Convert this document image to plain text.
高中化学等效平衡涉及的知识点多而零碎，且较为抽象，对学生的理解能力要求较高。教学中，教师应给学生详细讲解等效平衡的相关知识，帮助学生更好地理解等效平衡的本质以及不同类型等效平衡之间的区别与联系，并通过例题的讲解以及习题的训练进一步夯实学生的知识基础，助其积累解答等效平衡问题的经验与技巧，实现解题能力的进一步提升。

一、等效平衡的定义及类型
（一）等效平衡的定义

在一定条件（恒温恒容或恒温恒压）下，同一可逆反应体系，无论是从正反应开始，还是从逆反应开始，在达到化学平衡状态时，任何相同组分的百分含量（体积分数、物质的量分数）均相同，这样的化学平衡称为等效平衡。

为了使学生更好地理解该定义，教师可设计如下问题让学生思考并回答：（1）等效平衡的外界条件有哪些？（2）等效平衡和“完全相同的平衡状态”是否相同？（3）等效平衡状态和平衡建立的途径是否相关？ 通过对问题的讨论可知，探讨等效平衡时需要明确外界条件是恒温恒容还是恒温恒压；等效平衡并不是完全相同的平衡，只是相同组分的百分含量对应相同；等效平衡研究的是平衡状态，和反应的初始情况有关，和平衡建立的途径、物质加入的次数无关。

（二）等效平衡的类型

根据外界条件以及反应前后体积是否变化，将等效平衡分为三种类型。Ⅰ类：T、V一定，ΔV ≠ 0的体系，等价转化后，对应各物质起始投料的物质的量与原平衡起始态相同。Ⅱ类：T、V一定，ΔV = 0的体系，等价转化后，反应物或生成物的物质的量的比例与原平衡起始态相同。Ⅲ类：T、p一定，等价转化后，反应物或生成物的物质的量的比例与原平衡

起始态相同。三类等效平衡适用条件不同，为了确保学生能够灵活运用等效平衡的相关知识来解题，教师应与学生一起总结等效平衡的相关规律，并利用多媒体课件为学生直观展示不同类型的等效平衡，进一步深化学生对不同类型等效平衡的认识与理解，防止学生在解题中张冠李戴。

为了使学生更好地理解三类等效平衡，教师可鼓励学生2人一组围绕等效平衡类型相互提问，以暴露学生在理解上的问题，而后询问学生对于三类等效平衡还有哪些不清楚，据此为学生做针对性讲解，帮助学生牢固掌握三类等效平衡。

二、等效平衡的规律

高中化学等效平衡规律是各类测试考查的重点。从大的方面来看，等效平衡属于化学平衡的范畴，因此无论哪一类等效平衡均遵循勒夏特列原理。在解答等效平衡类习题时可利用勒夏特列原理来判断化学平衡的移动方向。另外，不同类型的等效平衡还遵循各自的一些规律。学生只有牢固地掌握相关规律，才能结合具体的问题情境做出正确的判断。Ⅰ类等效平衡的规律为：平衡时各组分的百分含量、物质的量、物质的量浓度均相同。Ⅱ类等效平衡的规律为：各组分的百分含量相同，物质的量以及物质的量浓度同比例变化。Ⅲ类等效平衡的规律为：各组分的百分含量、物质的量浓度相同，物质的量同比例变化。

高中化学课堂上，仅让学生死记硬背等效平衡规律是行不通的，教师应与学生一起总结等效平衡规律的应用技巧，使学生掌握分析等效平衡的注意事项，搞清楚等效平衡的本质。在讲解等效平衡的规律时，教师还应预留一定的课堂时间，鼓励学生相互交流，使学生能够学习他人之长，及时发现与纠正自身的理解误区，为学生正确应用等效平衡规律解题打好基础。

•••••

* Problem description *
Transcribe the whole listing with nothing added or left out.

* Result of this exercise *
Convert this document image to plain text.
高中化学等效平衡涉及的知识点多而零碎，且较为抽象，对学生的理解能力要求较高。教学中，教师应给学生详细讲解等效平衡的相关知识，帮助学生更好地理解等效平衡的本质以及不同类型等效平衡之间的区别与联系，并通过例题的讲解以及习题的训练进一步夯实学生的知识基础，助其积累解答等效平衡问题的经验与技巧，实现解题能力的进一步提升。

一、等效平衡的定义及类型
（一）等效平衡的定义

在一定条件（恒温恒容或恒温恒压）下，同一可逆反应体系，无论是从正反应开始，还是从逆反应开始，在达到化学平衡状态时，任何相同组分的百分含量（体积分数、物质的量分数）均相同，这样的化学平衡称为等效平衡。

为了使学生更好地理解该定义，教师可设计如下问题让学生思考并回答：（1）等效平衡的外界条件有哪些？（2）等效平衡和“完全相同的平衡状态”是否相同？（3）等效平衡状态和平衡建立的途径是否相关？ 通过对问题的讨论可知，探讨等效平衡时需要明确外界条件是恒温恒容还是恒温恒压；等效平衡并不是完全相同的平衡，只是相同组分的百分含量对应相同；等效平衡研究的是平衡状态，和反应的初始情况有关，和平衡建立的途径、物质加入的次数无关。

（二）等效平衡的类型

根据外界条件以及反应前后体积是否变化，将等效平衡分为三种类型。Ⅰ类：T、V一定，ΔV ≠ 0的体系，等价转化后，对应各物质起始投料的物质的量与原平衡起始态相同。Ⅱ类：T、V一定，ΔV = 0的体系，等价转化后，反应物或生成物的物质的量的比例与原平衡起始态相同。Ⅲ类：T、p一定，等价转化后，反应物或生成物的物质的量的比例与原平衡

起始态相同。三类等效平衡适用条件不同，为了确保学生能够灵活运用等效平衡的相关知识来解题，教师应与学生一起总结等效平衡的相关规律，并利用多媒体课件为学生直观展示不同类型的等效平衡，进一步深化学生对不同类型等效平衡的认识与理解，防止学生在解题中张冠李戴。

为了使学生更好地理解三类等效平衡，教师可鼓励学生2人一组围绕等效平衡类型相互提问，以暴露学生在理解上的问题，而后询问学生对于三类等效平衡还有哪些不清楚，据此为学生做针对性讲解，帮助学生牢固掌握三类等效平衡。

二、等效平衡的规律

高中化学等效平衡规律是各类测试考查的重点。从大的方面来看，等效平衡属于化学平衡的范畴，因此无论哪一类等效平衡均遵循勒夏特列原理。在解答等效平衡类习题时可利用勒夏特列原理来判断化学平衡的移动方向。另外，不同类型的等效平衡还遵循各自的一些规律。学生只有牢固地掌握相关规律，才能结合具体的问题情境做出正确的判断。Ⅰ类等效平衡的规律为：平衡时各组分的百分含量、物质的量、物质的量浓度均相同。Ⅱ类等效平衡的规律为：各组分的百分含量相同，物质的量以及物质的量浓度同比例变化。Ⅲ类等效平衡的规律为：各组分的百分含量、物质的量浓度相同，物质的量同比例变化。

高中化学课堂上，仅让学生死记硬背等效平衡规律是行不通的，教师应与学生一起总结等效平衡规律的应用技巧，使学生掌握分析等效平衡的注意事项，搞清楚等效平衡的本质。在讲解等效平衡的规律时，教师还应预留一定的课堂时间，鼓励学生相互交流，使学生能够学习他人之长，及时发现与纠正自身的理解误区，为学生正确应用等效平衡规律解题打好基础。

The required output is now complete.